[Recorded data]
╔══

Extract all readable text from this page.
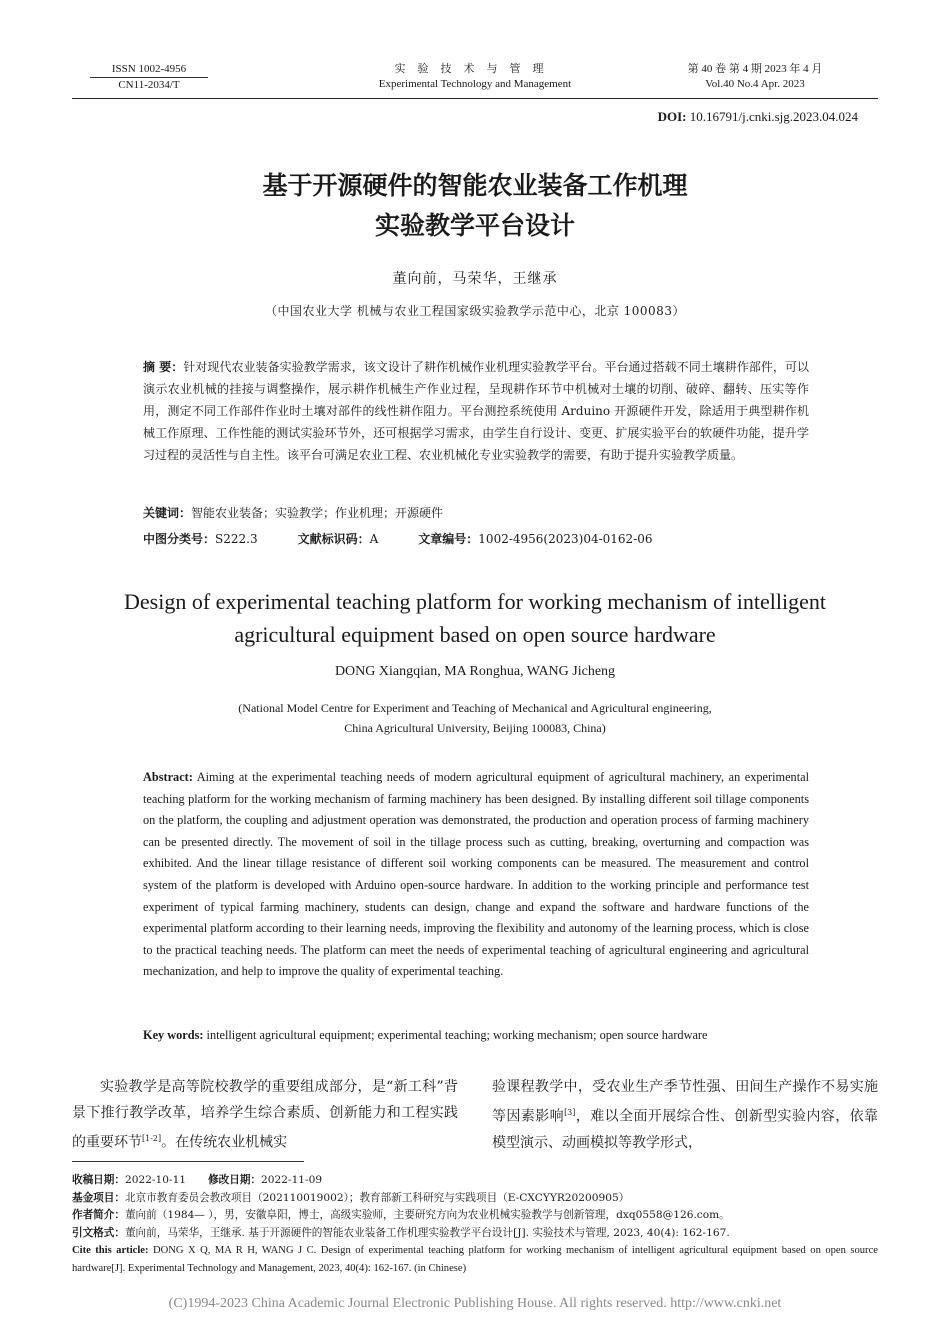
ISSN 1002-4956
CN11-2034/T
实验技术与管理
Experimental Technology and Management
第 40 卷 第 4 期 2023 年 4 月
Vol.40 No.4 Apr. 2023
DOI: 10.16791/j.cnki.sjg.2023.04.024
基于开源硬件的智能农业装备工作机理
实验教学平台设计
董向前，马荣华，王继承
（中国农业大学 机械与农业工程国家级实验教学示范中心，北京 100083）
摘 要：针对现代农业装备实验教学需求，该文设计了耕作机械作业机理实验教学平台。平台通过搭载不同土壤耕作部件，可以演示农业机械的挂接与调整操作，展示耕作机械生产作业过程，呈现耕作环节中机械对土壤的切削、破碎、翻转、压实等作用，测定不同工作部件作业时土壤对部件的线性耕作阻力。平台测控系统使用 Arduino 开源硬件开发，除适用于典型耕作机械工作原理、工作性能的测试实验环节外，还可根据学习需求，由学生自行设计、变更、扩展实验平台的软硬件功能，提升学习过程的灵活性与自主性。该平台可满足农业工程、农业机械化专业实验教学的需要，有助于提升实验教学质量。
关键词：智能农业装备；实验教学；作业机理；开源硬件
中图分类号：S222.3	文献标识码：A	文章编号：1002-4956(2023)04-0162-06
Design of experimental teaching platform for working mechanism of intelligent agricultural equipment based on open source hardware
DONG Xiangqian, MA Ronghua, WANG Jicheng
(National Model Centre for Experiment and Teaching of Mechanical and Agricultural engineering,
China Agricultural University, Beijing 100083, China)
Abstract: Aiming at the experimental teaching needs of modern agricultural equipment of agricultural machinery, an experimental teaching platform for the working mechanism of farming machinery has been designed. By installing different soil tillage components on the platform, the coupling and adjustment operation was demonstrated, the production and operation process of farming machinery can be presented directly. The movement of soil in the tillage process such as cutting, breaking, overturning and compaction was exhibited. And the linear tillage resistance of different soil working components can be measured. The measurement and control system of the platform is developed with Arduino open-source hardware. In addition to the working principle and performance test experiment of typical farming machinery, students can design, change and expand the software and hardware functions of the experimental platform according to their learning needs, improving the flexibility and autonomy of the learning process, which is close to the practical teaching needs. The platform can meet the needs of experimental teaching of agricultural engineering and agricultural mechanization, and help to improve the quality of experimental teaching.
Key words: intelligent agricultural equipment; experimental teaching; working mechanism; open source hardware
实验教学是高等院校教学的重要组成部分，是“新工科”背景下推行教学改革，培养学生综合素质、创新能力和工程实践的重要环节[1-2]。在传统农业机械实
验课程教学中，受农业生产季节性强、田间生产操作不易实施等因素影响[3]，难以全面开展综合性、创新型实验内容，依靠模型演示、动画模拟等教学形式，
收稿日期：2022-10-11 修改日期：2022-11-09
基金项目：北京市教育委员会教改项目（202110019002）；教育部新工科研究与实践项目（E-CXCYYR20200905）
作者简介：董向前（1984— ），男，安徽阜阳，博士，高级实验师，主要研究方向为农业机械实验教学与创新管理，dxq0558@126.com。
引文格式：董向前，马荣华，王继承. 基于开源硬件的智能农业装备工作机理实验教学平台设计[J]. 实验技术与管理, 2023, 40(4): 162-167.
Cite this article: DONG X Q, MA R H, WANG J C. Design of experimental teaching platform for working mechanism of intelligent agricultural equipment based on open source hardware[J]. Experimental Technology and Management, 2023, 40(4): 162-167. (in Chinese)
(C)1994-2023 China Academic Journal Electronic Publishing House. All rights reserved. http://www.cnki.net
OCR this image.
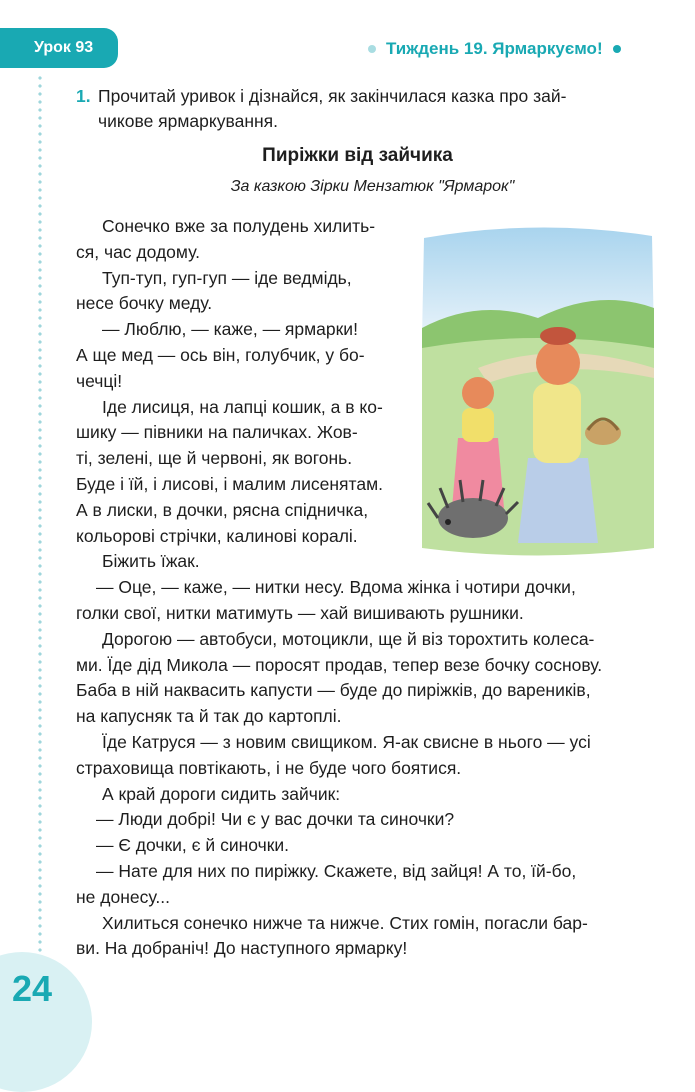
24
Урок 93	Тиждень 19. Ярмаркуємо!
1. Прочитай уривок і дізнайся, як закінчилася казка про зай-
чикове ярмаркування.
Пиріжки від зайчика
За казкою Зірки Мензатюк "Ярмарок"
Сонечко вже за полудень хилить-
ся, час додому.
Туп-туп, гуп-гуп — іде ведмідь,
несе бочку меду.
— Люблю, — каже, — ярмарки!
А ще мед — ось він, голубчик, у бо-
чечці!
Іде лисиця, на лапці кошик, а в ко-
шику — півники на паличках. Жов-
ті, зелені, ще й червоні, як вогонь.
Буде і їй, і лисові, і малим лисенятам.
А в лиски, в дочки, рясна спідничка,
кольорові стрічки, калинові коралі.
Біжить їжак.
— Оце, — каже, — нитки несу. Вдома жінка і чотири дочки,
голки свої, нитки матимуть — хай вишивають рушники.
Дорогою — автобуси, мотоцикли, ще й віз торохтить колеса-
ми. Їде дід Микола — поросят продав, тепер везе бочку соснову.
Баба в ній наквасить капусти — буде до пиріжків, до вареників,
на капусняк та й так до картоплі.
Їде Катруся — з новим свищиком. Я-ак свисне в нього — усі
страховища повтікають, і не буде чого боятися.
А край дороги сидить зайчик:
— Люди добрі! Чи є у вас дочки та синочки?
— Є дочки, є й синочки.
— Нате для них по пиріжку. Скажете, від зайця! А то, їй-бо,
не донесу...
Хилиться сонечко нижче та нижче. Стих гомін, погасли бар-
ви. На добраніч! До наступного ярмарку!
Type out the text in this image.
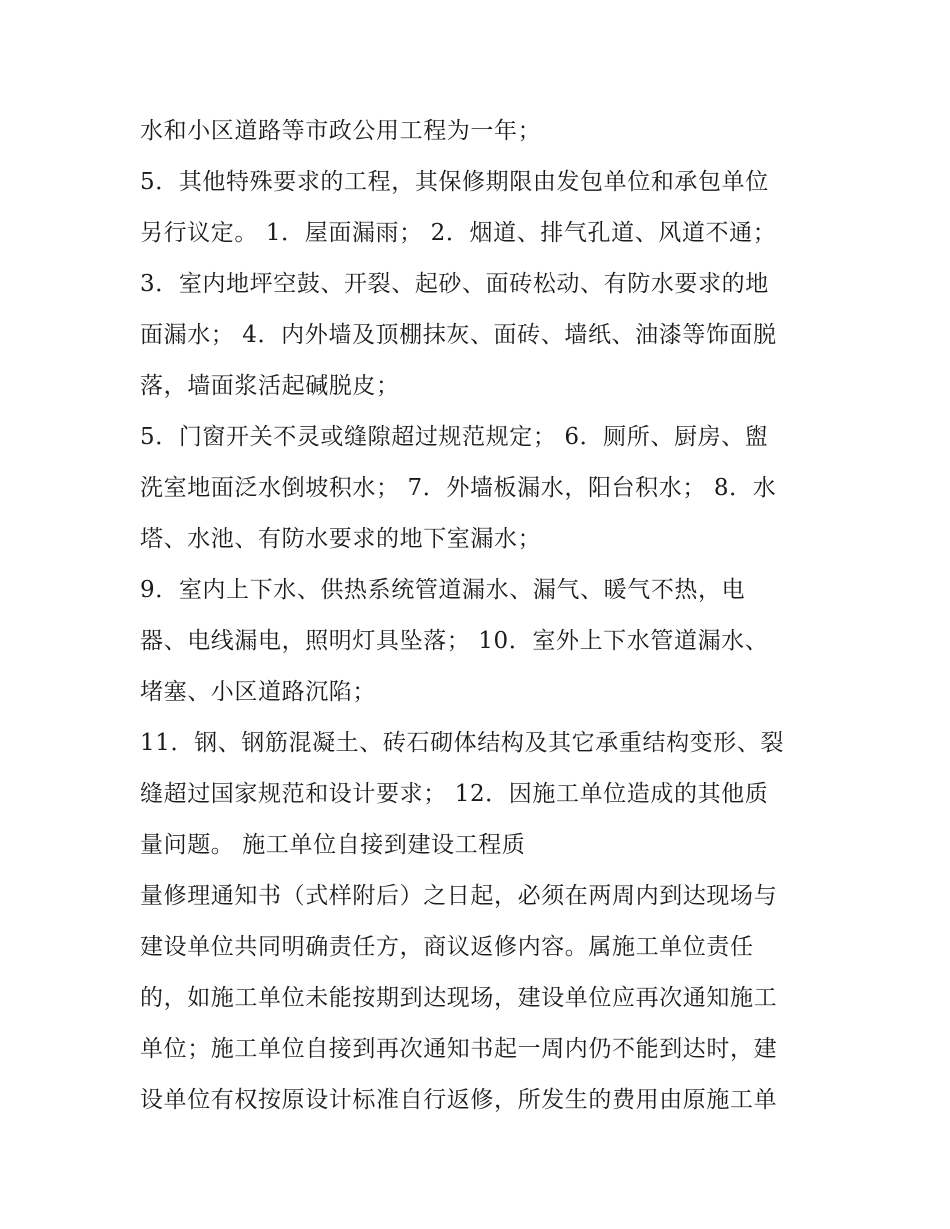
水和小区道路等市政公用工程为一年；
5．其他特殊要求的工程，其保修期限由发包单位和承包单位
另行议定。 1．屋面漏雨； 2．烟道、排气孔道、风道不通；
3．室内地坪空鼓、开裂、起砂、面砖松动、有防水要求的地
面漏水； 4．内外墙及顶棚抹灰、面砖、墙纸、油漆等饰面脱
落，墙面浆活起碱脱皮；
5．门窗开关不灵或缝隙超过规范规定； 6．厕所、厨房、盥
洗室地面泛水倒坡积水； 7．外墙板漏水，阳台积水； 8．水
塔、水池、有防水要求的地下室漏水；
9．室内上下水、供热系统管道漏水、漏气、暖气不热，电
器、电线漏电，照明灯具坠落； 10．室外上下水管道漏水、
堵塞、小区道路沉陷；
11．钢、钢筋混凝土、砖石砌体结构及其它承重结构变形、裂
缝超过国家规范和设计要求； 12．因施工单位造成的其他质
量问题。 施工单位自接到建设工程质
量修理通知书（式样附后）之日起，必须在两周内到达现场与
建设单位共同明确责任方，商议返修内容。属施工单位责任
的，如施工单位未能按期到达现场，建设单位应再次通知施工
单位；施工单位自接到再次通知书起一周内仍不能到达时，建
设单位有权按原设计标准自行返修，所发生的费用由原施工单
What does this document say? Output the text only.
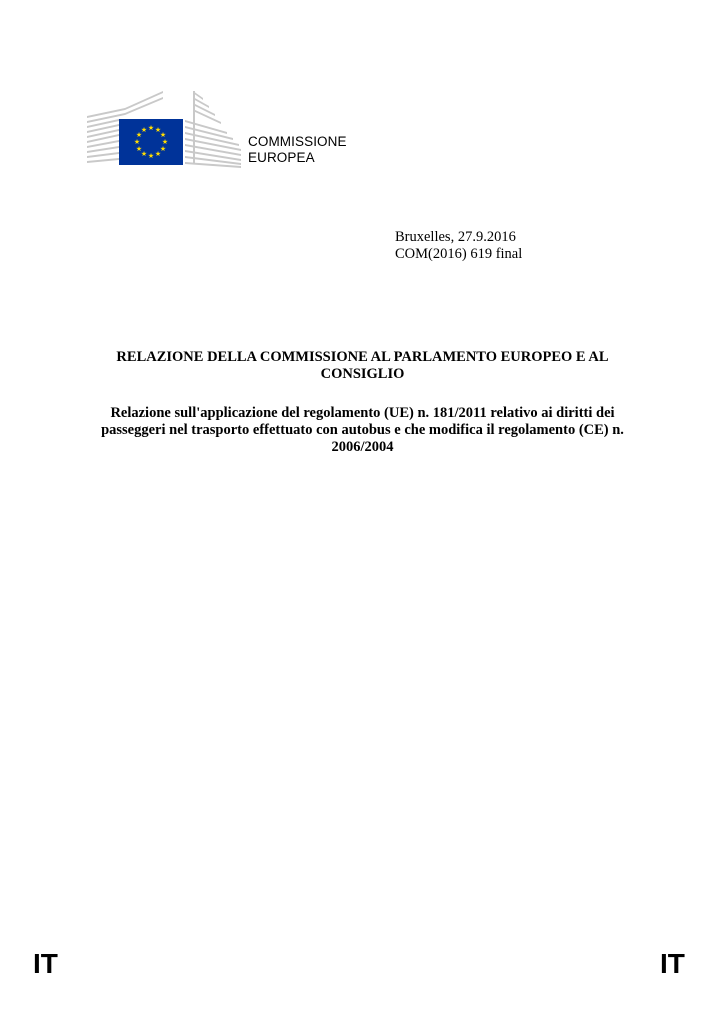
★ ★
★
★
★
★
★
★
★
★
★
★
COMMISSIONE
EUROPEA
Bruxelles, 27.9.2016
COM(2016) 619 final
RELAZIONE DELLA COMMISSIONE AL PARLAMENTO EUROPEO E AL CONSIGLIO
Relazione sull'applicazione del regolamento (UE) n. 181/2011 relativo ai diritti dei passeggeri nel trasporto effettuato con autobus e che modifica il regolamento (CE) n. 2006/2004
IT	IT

╚══

▶ _PROBLEM REQUIREMENTS_: Every record above should be written out again exactly; the pictures stay out of the copy.

▶ _SOLUTION_:
Extract all readable text from this page.
ISSN 1002-4956
CN11-2034/T
实验技术与管理
Experimental Technology and Management
第 40 卷 第 4 期 2023 年 4 月
Vol.40 No.4 Apr. 2023
DOI: 10.16791/j.cnki.sjg.2023.04.024
基于开源硬件的智能农业装备工作机理
实验教学平台设计
董向前，马荣华，王继承
（中国农业大学 机械与农业工程国家级实验教学示范中心，北京 100083）
摘 要：针对现代农业装备实验教学需求，该文设计了耕作机械作业机理实验教学平台。平台通过搭载不同土壤耕作部件，可以演示农业机械的挂接与调整操作，展示耕作机械生产作业过程，呈现耕作环节中机械对土壤的切削、破碎、翻转、压实等作用，测定不同工作部件作业时土壤对部件的线性耕作阻力。平台测控系统使用 Arduino 开源硬件开发，除适用于典型耕作机械工作原理、工作性能的测试实验环节外，还可根据学习需求，由学生自行设计、变更、扩展实验平台的软硬件功能，提升学习过程的灵活性与自主性。该平台可满足农业工程、农业机械化专业实验教学的需要，有助于提升实验教学质量。
关键词：智能农业装备；实验教学；作业机理；开源硬件
中图分类号：S222.3	文献标识码：A	文章编号：1002-4956(2023)04-0162-06
Design of experimental teaching platform for working mechanism of intelligent agricultural equipment based on open source hardware
DONG Xiangqian, MA Ronghua, WANG Jicheng
(National Model Centre for Experiment and Teaching of Mechanical and Agricultural engineering,
China Agricultural University, Beijing 100083, China)
Abstract: Aiming at the experimental teaching needs of modern agricultural equipment of agricultural machinery, an experimental teaching platform for the working mechanism of farming machinery has been designed. By installing different soil tillage components on the platform, the coupling and adjustment operation was demonstrated, the production and operation process of farming machinery can be presented directly. The movement of soil in the tillage process such as cutting, breaking, overturning and compaction was exhibited. And the linear tillage resistance of different soil working components can be measured. The measurement and control system of the platform is developed with Arduino open-source hardware. In addition to the working principle and performance test experiment of typical farming machinery, students can design, change and expand the software and hardware functions of the experimental platform according to their learning needs, improving the flexibility and autonomy of the learning process, which is close to the practical teaching needs. The platform can meet the needs of experimental teaching of agricultural engineering and agricultural mechanization, and help to improve the quality of experimental teaching.
Key words: intelligent agricultural equipment; experimental teaching; working mechanism; open source hardware
实验教学是高等院校教学的重要组成部分，是“新工科”背景下推行教学改革，培养学生综合素质、创新能力和工程实践的重要环节[1-2]。在传统农业机械实
验课程教学中，受农业生产季节性强、田间生产操作不易实施等因素影响[3]，难以全面开展综合性、创新型实验内容，依靠模型演示、动画模拟等教学形式，
收稿日期：2022-10-11 修改日期：2022-11-09
基金项目：北京市教育委员会教改项目（202110019002）；教育部新工科研究与实践项目（E-CXCYYR20200905）
作者简介：董向前（1984— ），男，安徽阜阳，博士，高级实验师，主要研究方向为农业机械实验教学与创新管理，dxq0558@126.com。
引文格式：董向前，马荣华，王继承. 基于开源硬件的智能农业装备工作机理实验教学平台设计[J]. 实验技术与管理, 2023, 40(4): 162-167.
Cite this article: DONG X Q, MA R H, WANG J C. Design of experimental teaching platform for working mechanism of intelligent agricultural equipment based on open source hardware[J]. Experimental Technology and Management, 2023, 40(4): 162-167. (in Chinese)
(C)1994-2023 China Academic Journal Electronic Publishing House. All rights reserved. http://www.cnki.net
OCR this image.
24
Урок 93	Тиждень 19. Ярмаркуємо!
1. Прочитай уривок і дізнайся, як закінчилася казка про зай-
чикове ярмаркування.
Пиріжки від зайчика
За казкою Зірки Мензатюк "Ярмарок"
Сонечко вже за полудень хилить-
ся, час додому.
Туп-туп, гуп-гуп — іде ведмідь,
несе бочку меду.
— Люблю, — каже, — ярмарки!
А ще мед — ось він, голубчик, у бо-
чечці!
Іде лисиця, на лапці кошик, а в ко-
шику — півники на паличках. Жов-
ті, зелені, ще й червоні, як вогонь.
Буде і їй, і лисові, і малим лисенятам.
А в лиски, в дочки, рясна спідничка,
кольорові стрічки, калинові коралі.
Біжить їжак.
— Оце, — каже, — нитки несу. Вдома жінка і чотири дочки,
голки свої, нитки матимуть — хай вишивають рушники.
Дорогою — автобуси, мотоцикли, ще й віз торохтить колеса-
ми. Їде дід Микола — поросят продав, тепер везе бочку соснову.
Баба в ній наквасить капусти — буде до пиріжків, до вареників,
на капусняк та й так до картоплі.
Їде Катруся — з новим свищиком. Я-ак свисне в нього — усі
страховища повтікають, і не буде чого боятися.
А край дороги сидить зайчик:
— Люди добрі! Чи є у вас дочки та синочки?
— Є дочки, є й синочки.
— Нате для них по пиріжку. Скажете, від зайця! А то, їй-бо,
не донесу...
Хилиться сонечко нижче та нижче. Стих гомін, погасли бар-
ви. На добраніч! До наступного ярмарку!
Type out the text in this image.
水和小区道路等市政公用工程为一年；
5．其他特殊要求的工程，其保修期限由发包单位和承包单位
另行议定。 1．屋面漏雨； 2．烟道、排气孔道、风道不通；
3．室内地坪空鼓、开裂、起砂、面砖松动、有防水要求的地
面漏水； 4．内外墙及顶棚抹灰、面砖、墙纸、油漆等饰面脱
落，墙面浆活起碱脱皮；
5．门窗开关不灵或缝隙超过规范规定； 6．厕所、厨房、盥
洗室地面泛水倒坡积水； 7．外墙板漏水，阳台积水； 8．水
塔、水池、有防水要求的地下室漏水；
9．室内上下水、供热系统管道漏水、漏气、暖气不热，电
器、电线漏电，照明灯具坠落； 10．室外上下水管道漏水、
堵塞、小区道路沉陷；
11．钢、钢筋混凝土、砖石砌体结构及其它承重结构变形、裂
缝超过国家规范和设计要求； 12．因施工单位造成的其他质
量问题。 施工单位自接到建设工程质
量修理通知书（式样附后）之日起，必须在两周内到达现场与
建设单位共同明确责任方，商议返修内容。属施工单位责任
的，如施工单位未能按期到达现场，建设单位应再次通知施工
单位；施工单位自接到再次通知书起一周内仍不能到达时，建
设单位有权按原设计标准自行返修，所发生的费用由原施工单
What does this document say? Output the text only.
★ ★
★
★
★
★
★
★
★
★
★
★
COMMISSIONE
EUROPEA
Bruxelles, 27.9.2016
COM(2016) 619 final
RELAZIONE DELLA COMMISSIONE AL PARLAMENTO EUROPEO E AL CONSIGLIO
Relazione sull'applicazione del regolamento (UE) n. 181/2011 relativo ai diritti dei passeggeri nel trasporto effettuato con autobus e che modifica il regolamento (CE) n. 2006/2004
IT	IT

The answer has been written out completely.